# [Provided data]

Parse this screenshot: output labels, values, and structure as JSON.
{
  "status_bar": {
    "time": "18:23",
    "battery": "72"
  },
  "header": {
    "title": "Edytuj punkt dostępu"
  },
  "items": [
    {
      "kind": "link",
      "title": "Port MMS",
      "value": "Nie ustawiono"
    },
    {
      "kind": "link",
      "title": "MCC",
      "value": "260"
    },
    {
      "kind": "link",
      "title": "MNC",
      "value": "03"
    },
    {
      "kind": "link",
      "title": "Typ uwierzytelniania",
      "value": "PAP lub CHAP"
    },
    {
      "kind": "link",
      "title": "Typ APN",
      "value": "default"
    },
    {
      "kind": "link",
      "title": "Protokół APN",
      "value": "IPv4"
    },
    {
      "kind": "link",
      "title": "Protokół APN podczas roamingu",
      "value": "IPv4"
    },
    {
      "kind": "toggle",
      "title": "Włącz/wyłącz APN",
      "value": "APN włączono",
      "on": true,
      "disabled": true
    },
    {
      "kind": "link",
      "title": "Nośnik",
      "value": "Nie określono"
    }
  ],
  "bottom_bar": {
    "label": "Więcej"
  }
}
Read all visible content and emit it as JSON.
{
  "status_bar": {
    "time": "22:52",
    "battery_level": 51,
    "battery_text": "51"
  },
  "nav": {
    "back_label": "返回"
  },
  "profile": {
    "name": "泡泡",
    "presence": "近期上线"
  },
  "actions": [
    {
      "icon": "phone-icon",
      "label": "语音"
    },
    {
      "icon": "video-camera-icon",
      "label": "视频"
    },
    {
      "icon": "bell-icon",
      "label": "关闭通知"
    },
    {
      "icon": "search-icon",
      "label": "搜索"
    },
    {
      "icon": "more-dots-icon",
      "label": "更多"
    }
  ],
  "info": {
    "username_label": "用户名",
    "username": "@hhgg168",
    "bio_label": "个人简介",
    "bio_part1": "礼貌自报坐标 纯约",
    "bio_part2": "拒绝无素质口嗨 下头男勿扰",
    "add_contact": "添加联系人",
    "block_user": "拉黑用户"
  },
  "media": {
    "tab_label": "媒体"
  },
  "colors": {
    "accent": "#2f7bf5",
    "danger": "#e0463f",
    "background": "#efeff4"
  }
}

# [Written instruction]
Produce an exact copy of every entry above.

# [Response below]
Parse this screenshot: output labels, values, and structure as JSON.
{
  "status_bar": {
    "time": "18:23",
    "battery": "72"
  },
  "header": {
    "title": "Edytuj punkt dostępu"
  },
  "items": [
    {
      "kind": "link",
      "title": "Port MMS",
      "value": "Nie ustawiono"
    },
    {
      "kind": "link",
      "title": "MCC",
      "value": "260"
    },
    {
      "kind": "link",
      "title": "MNC",
      "value": "03"
    },
    {
      "kind": "link",
      "title": "Typ uwierzytelniania",
      "value": "PAP lub CHAP"
    },
    {
      "kind": "link",
      "title": "Typ APN",
      "value": "default"
    },
    {
      "kind": "link",
      "title": "Protokół APN",
      "value": "IPv4"
    },
    {
      "kind": "link",
      "title": "Protokół APN podczas roamingu",
      "value": "IPv4"
    },
    {
      "kind": "toggle",
      "title": "Włącz/wyłącz APN",
      "value": "APN włączono",
      "on": true,
      "disabled": true
    },
    {
      "kind": "link",
      "title": "Nośnik",
      "value": "Nie określono"
    }
  ],
  "bottom_bar": {
    "label": "Więcej"
  }
}
Read all visible content and emit it as JSON.
{
  "status_bar": {
    "time": "22:52",
    "battery_level": 51,
    "battery_text": "51"
  },
  "nav": {
    "back_label": "返回"
  },
  "profile": {
    "name": "泡泡",
    "presence": "近期上线"
  },
  "actions": [
    {
      "icon": "phone-icon",
      "label": "语音"
    },
    {
      "icon": "video-camera-icon",
      "label": "视频"
    },
    {
      "icon": "bell-icon",
      "label": "关闭通知"
    },
    {
      "icon": "search-icon",
      "label": "搜索"
    },
    {
      "icon": "more-dots-icon",
      "label": "更多"
    }
  ],
  "info": {
    "username_label": "用户名",
    "username": "@hhgg168",
    "bio_label": "个人简介",
    "bio_part1": "礼貌自报坐标 纯约",
    "bio_part2": "拒绝无素质口嗨 下头男勿扰",
    "add_contact": "添加联系人",
    "block_user": "拉黑用户"
  },
  "media": {
    "tab_label": "媒体"
  },
  "colors": {
    "accent": "#2f7bf5",
    "danger": "#e0463f",
    "background": "#efeff4"
  }
}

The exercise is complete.